Problem to work on |
Gather all lines in the records below that include the word "ylabel".

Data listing
____________________
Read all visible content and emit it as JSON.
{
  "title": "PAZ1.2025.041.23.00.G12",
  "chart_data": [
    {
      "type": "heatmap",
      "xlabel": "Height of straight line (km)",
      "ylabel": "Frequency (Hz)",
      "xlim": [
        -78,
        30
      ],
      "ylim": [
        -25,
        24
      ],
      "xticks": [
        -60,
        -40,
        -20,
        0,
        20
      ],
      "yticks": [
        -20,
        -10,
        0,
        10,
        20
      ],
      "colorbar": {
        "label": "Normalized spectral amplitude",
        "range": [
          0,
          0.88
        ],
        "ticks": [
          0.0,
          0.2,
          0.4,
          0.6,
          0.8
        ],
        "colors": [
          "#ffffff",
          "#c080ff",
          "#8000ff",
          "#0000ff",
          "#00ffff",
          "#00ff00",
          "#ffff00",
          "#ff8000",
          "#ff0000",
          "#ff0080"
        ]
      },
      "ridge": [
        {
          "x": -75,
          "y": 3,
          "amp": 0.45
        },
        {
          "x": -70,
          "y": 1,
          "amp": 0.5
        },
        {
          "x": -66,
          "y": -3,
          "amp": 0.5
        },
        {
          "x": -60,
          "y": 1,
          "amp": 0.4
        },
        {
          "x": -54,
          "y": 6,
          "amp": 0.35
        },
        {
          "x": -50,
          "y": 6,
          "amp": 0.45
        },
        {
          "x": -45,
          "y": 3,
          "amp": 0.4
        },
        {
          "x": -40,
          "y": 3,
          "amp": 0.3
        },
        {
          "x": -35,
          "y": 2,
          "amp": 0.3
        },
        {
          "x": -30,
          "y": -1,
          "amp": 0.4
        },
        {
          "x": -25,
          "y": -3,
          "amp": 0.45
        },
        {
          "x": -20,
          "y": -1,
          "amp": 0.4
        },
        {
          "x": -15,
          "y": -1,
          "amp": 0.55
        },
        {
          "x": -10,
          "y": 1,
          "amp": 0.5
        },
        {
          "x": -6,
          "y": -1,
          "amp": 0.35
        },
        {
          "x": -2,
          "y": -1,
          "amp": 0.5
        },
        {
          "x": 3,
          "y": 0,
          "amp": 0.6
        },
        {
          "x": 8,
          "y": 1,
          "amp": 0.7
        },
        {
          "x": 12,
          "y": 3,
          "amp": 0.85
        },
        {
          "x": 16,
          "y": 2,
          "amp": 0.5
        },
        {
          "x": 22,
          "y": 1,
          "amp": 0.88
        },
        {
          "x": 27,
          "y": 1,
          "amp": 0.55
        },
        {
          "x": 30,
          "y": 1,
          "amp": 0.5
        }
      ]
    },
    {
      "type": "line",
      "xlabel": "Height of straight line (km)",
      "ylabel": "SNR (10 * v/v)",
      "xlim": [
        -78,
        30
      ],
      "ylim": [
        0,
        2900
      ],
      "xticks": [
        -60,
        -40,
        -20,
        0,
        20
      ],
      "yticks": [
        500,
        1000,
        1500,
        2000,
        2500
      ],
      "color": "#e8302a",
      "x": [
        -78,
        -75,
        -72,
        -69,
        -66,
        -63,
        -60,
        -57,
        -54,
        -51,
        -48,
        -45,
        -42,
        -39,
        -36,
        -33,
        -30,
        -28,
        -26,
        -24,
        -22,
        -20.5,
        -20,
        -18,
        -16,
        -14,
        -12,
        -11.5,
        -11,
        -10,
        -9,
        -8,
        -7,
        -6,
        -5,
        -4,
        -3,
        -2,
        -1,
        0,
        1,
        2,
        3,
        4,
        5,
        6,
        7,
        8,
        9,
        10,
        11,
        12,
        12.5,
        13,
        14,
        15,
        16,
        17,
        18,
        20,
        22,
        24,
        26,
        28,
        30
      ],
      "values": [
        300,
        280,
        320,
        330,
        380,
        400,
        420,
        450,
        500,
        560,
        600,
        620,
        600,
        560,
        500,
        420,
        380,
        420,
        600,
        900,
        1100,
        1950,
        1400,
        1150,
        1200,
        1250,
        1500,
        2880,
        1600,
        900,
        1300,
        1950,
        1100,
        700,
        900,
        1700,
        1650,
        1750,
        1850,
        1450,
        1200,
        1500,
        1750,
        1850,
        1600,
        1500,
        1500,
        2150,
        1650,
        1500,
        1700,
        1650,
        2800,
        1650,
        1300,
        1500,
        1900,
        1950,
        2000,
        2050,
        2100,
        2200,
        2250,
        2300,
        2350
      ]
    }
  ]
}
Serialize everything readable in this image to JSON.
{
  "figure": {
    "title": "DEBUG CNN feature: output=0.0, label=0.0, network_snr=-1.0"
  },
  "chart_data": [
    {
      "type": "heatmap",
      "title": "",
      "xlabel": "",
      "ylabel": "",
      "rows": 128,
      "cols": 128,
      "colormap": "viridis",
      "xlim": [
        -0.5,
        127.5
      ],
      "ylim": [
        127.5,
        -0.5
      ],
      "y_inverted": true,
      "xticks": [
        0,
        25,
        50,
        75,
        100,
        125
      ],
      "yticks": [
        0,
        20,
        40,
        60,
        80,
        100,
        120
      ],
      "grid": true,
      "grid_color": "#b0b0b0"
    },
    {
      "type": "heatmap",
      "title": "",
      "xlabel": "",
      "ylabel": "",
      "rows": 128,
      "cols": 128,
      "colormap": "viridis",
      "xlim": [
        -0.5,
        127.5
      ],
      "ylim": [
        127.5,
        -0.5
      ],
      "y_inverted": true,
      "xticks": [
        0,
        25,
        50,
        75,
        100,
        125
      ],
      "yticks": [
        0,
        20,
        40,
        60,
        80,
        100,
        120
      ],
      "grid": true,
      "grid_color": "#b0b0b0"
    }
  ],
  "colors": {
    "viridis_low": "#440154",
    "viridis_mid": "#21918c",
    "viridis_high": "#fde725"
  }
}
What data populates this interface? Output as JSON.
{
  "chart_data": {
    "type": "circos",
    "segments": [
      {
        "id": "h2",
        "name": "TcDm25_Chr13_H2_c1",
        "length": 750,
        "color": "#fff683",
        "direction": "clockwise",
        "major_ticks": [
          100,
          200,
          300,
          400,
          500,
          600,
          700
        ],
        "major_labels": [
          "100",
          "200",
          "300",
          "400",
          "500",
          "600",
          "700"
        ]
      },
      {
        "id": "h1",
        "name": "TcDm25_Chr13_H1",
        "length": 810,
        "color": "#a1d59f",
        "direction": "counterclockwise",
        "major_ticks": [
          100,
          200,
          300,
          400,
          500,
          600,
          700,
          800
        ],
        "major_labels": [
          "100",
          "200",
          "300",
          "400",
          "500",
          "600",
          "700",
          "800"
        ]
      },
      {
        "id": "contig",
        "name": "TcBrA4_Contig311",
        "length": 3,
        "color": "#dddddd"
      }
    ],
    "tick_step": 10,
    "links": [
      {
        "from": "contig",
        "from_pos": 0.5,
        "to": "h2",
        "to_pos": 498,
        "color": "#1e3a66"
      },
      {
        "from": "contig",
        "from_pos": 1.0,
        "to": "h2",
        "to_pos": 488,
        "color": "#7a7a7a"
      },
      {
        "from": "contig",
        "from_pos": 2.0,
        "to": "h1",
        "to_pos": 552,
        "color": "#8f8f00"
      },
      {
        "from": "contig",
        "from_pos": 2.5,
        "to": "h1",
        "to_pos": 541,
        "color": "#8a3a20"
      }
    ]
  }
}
____________________
Task output |
      "ylabel": "Frequency (Hz)",
      "ylabel": "SNR (10 * v/v)",
      "ylabel": "",
      "ylabel": "",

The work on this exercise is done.